Copy all of the material below line for line, without changing anything, but leave the picture out of your answer.

-- Supplied material --

==============================

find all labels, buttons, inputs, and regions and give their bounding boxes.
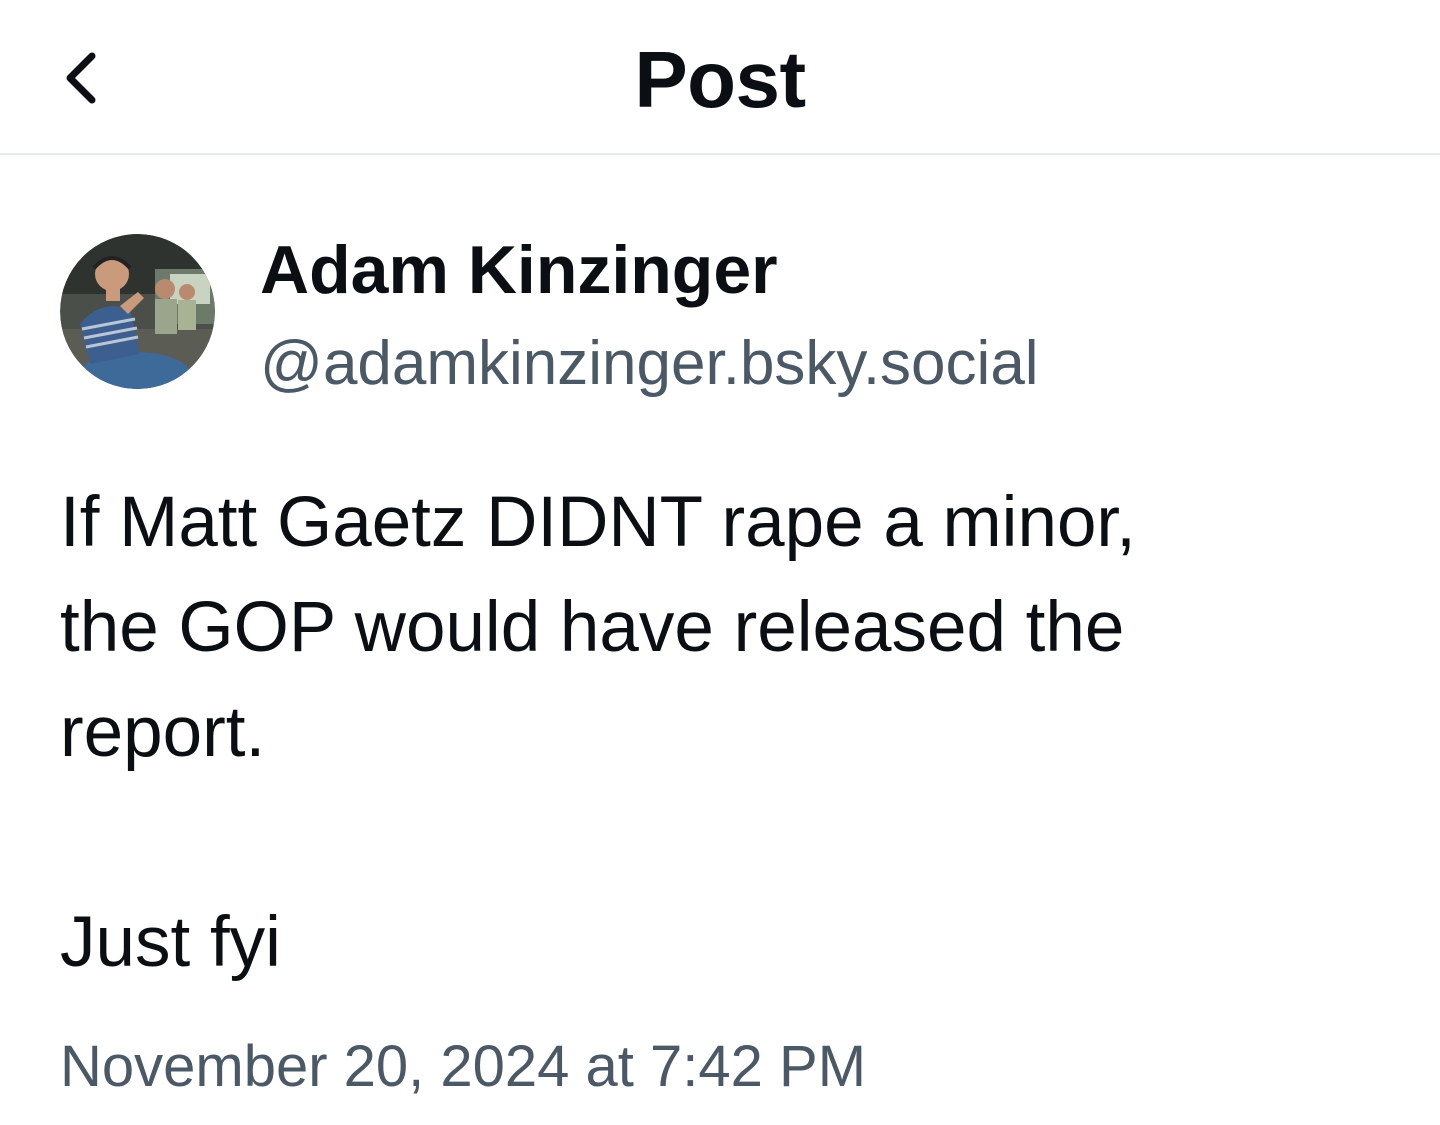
page-title: Post [634, 35, 806, 124]
avatar[interactable] [60, 234, 215, 389]
avatar-photo [60, 234, 215, 389]
top-bar: Post [0, 0, 1440, 155]
post-body: If Matt Gaetz DIDNT rape a minor, the GO… [60, 483, 1136, 982]
post-author: Adam Kinzinger @adamkinzinger.bsky.socia… [60, 234, 1360, 398]
author-handle[interactable]: @adamkinzinger.bsky.social [260, 329, 1039, 399]
post-timestamp: November 20, 2024 at 7:42 PM [60, 1034, 867, 1099]
author-name[interactable]: Adam Kinzinger [260, 234, 778, 306]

==============================

-- Finished answer --
find all labels, buttons, inputs, and regions and give their bounding boxes.
page-title: Post [634, 35, 806, 124]
avatar[interactable] [60, 234, 215, 389]
avatar-photo [60, 234, 215, 389]
top-bar: Post [0, 0, 1440, 155]
post-body: If Matt Gaetz DIDNT rape a minor, the GO… [60, 483, 1136, 982]
post-author: Adam Kinzinger @adamkinzinger.bsky.socia… [60, 234, 1360, 398]
author-handle[interactable]: @adamkinzinger.bsky.social [260, 329, 1039, 399]
post-timestamp: November 20, 2024 at 7:42 PM [60, 1034, 867, 1099]
author-name[interactable]: Adam Kinzinger [260, 234, 778, 306]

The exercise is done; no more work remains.